--- RAW RECORDS ---

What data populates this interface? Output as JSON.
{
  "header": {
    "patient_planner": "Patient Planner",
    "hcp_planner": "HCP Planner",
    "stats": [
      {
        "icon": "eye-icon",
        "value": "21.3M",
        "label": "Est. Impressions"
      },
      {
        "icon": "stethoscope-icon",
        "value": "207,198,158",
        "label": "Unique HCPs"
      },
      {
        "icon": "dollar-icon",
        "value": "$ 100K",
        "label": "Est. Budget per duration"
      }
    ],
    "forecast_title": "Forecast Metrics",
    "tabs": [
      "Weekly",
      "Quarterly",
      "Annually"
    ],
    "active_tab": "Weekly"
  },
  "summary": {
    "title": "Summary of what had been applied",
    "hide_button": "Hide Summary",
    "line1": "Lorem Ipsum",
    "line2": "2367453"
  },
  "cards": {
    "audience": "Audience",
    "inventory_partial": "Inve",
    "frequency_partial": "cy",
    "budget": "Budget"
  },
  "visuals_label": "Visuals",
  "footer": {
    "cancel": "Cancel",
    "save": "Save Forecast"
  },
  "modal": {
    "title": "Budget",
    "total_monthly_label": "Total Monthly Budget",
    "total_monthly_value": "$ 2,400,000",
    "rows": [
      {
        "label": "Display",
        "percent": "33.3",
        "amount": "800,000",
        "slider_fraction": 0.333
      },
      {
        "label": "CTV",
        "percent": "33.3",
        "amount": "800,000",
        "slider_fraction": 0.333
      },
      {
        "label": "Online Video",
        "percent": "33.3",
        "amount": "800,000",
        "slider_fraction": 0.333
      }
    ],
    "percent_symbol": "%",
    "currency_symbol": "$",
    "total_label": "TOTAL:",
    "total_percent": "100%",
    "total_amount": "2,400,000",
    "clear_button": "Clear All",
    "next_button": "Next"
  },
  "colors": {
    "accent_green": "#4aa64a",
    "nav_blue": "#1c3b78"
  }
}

---

OBJECTIVE
Print the entries exactly. Include every one.

FULL RESPONSE
What data populates this interface? Output as JSON.
{
  "header": {
    "patient_planner": "Patient Planner",
    "hcp_planner": "HCP Planner",
    "stats": [
      {
        "icon": "eye-icon",
        "value": "21.3M",
        "label": "Est. Impressions"
      },
      {
        "icon": "stethoscope-icon",
        "value": "207,198,158",
        "label": "Unique HCPs"
      },
      {
        "icon": "dollar-icon",
        "value": "$ 100K",
        "label": "Est. Budget per duration"
      }
    ],
    "forecast_title": "Forecast Metrics",
    "tabs": [
      "Weekly",
      "Quarterly",
      "Annually"
    ],
    "active_tab": "Weekly"
  },
  "summary": {
    "title": "Summary of what had been applied",
    "hide_button": "Hide Summary",
    "line1": "Lorem Ipsum",
    "line2": "2367453"
  },
  "cards": {
    "audience": "Audience",
    "inventory_partial": "Inve",
    "frequency_partial": "cy",
    "budget": "Budget"
  },
  "visuals_label": "Visuals",
  "footer": {
    "cancel": "Cancel",
    "save": "Save Forecast"
  },
  "modal": {
    "title": "Budget",
    "total_monthly_label": "Total Monthly Budget",
    "total_monthly_value": "$ 2,400,000",
    "rows": [
      {
        "label": "Display",
        "percent": "33.3",
        "amount": "800,000",
        "slider_fraction": 0.333
      },
      {
        "label": "CTV",
        "percent": "33.3",
        "amount": "800,000",
        "slider_fraction": 0.333
      },
      {
        "label": "Online Video",
        "percent": "33.3",
        "amount": "800,000",
        "slider_fraction": 0.333
      }
    ],
    "percent_symbol": "%",
    "currency_symbol": "$",
    "total_label": "TOTAL:",
    "total_percent": "100%",
    "total_amount": "2,400,000",
    "clear_button": "Clear All",
    "next_button": "Next"
  },
  "colors": {
    "accent_green": "#4aa64a",
    "nav_blue": "#1c3b78"
  }
}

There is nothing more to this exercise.